### Requirement
Scan the entries below and count the lines holding the string "from". Supply only the number.

================================

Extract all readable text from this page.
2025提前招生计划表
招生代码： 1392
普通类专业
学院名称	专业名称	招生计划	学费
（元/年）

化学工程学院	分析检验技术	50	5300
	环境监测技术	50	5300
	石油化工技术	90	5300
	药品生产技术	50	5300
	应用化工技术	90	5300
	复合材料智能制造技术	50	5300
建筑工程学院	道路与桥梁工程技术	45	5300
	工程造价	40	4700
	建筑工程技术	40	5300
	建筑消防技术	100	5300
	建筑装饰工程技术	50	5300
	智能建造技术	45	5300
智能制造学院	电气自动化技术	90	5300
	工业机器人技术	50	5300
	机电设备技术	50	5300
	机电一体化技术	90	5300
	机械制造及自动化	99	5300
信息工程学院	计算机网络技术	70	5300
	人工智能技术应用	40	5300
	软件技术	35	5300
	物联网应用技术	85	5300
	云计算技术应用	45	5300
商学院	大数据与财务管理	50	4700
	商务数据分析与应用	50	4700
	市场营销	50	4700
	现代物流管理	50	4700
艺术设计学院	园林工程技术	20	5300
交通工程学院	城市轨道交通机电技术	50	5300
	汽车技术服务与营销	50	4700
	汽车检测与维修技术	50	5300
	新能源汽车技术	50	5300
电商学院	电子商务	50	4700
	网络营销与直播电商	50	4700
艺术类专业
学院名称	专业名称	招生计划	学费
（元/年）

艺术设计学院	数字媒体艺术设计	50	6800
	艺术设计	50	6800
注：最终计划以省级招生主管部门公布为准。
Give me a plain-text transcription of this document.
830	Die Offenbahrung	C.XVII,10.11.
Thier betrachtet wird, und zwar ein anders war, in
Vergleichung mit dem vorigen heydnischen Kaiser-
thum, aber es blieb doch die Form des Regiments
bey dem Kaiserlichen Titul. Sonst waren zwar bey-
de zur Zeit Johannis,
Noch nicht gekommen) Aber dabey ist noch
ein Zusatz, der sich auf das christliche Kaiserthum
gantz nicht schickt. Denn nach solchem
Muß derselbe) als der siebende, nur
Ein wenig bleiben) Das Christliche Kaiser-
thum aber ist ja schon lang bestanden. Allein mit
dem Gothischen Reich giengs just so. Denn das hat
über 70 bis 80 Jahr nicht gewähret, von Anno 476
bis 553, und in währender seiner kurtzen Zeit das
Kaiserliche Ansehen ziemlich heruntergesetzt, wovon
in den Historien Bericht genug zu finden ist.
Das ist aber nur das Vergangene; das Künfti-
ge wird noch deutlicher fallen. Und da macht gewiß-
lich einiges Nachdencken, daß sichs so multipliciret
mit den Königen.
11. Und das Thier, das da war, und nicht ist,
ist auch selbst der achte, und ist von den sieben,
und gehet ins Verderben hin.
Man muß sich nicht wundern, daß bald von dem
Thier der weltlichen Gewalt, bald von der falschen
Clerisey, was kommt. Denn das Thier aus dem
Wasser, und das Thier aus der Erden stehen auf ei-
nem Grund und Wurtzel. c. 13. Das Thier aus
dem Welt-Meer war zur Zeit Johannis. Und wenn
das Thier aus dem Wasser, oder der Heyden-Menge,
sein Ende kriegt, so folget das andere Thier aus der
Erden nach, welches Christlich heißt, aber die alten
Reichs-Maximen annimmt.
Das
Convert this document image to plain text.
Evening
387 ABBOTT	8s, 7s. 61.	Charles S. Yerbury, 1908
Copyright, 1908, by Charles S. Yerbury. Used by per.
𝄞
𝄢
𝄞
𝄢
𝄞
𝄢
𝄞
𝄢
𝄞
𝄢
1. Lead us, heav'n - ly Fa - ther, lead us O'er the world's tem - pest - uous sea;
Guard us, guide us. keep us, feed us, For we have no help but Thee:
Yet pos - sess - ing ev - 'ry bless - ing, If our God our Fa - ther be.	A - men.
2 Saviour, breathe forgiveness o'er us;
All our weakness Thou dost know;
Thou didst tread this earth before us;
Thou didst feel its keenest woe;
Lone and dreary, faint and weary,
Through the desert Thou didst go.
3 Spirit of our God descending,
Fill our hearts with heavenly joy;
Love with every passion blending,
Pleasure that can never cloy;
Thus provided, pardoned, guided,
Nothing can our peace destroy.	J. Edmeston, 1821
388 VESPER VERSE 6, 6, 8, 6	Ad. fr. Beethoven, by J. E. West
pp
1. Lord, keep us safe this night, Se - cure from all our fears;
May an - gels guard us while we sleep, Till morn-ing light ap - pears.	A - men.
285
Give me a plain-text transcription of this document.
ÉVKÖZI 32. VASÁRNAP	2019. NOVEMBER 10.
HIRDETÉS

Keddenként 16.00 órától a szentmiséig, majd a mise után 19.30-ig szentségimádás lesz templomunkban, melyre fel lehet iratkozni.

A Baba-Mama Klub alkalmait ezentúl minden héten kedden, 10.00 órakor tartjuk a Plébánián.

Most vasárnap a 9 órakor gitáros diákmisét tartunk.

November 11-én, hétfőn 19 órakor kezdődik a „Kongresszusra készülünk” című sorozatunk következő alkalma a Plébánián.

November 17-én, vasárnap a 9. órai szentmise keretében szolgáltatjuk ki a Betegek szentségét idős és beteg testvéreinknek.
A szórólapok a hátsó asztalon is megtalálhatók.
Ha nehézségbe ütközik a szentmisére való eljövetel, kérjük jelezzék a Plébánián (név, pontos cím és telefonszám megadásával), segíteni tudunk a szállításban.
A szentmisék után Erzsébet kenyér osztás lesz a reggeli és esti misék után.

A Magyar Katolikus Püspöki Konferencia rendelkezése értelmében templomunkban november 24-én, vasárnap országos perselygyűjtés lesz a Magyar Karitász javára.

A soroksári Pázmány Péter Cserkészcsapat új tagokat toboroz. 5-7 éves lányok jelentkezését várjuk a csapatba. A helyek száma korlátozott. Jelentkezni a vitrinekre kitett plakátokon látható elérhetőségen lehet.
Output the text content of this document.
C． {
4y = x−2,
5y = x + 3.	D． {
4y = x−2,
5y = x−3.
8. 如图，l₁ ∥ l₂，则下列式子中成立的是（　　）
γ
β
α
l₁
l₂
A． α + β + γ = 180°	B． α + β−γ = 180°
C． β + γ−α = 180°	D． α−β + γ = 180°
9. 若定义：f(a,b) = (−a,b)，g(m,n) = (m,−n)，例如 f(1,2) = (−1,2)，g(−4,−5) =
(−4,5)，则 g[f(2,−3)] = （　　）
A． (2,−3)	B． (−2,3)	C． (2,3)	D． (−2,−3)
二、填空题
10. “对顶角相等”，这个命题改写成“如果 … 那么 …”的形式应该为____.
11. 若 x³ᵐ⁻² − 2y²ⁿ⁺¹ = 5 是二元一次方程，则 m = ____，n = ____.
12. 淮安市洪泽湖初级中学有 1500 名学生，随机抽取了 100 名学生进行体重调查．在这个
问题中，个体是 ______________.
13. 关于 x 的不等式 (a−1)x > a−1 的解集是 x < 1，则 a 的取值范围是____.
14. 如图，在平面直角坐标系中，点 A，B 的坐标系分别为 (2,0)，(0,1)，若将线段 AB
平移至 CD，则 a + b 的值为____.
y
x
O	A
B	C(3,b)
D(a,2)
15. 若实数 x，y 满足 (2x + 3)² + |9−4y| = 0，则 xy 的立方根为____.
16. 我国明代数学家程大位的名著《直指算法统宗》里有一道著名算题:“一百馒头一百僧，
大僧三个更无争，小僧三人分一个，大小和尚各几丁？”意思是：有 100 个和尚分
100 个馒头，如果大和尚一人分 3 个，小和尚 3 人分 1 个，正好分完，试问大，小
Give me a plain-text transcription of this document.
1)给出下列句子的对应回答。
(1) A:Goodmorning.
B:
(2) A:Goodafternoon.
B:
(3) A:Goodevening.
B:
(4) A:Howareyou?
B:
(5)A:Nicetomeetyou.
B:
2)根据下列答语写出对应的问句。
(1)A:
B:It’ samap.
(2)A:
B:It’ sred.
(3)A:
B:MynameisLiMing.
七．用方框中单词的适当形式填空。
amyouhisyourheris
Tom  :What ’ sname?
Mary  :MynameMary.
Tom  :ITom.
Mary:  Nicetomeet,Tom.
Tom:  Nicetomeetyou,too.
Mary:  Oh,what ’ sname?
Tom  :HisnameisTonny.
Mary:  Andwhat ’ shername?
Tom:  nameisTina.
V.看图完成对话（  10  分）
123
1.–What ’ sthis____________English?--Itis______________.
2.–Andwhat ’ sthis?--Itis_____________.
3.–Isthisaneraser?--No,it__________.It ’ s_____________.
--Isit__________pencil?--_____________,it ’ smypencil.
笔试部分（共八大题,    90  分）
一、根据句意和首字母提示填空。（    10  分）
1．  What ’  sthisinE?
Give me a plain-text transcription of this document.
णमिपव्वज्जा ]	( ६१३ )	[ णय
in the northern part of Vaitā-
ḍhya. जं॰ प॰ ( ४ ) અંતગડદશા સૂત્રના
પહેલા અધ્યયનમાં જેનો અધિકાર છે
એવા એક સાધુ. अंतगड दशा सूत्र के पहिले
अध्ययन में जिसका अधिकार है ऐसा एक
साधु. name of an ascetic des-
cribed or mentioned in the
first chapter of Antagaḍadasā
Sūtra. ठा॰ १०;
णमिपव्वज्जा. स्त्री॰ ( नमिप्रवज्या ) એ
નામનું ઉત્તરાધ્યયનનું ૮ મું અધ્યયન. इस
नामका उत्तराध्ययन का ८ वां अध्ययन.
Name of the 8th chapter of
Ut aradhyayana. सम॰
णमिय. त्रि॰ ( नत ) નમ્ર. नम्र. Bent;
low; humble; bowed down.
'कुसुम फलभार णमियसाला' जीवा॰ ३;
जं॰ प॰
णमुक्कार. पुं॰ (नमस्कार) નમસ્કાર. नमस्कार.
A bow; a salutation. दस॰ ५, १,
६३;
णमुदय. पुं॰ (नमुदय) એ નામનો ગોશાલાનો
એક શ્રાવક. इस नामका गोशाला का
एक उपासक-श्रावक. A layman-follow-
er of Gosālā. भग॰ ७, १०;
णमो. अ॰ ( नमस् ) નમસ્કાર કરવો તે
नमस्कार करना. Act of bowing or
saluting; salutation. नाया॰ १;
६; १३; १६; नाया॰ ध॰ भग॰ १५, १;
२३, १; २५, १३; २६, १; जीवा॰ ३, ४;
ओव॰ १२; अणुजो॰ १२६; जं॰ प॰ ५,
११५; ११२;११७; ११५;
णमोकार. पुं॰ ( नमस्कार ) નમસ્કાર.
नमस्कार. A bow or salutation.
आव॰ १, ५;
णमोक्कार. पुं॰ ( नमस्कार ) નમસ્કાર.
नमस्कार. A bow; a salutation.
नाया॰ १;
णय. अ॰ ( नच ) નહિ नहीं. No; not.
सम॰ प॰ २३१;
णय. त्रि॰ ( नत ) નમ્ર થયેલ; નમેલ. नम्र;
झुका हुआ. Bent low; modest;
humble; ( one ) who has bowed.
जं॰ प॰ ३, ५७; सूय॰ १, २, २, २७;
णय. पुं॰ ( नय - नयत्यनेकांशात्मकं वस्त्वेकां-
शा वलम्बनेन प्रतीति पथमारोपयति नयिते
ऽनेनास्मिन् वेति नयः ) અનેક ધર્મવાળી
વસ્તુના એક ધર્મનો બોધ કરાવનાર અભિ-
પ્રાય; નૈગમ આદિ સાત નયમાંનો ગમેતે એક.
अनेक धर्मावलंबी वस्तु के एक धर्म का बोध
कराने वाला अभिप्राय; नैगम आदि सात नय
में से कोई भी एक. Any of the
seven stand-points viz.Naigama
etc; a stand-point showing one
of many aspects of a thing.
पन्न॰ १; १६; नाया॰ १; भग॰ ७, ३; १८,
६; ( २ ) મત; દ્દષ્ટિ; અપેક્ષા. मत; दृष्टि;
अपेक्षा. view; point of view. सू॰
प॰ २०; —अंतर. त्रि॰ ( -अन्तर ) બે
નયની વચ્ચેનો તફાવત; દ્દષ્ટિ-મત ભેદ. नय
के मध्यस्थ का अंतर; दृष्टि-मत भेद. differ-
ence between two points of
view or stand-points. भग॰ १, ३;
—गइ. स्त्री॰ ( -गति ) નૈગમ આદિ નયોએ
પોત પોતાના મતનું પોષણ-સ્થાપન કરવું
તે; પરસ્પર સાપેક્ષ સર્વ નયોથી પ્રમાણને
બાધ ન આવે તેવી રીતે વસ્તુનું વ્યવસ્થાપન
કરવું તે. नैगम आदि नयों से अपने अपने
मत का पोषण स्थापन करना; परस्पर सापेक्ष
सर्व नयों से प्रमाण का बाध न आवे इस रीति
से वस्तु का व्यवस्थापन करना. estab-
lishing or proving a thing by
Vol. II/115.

================================

### Answer for the task
2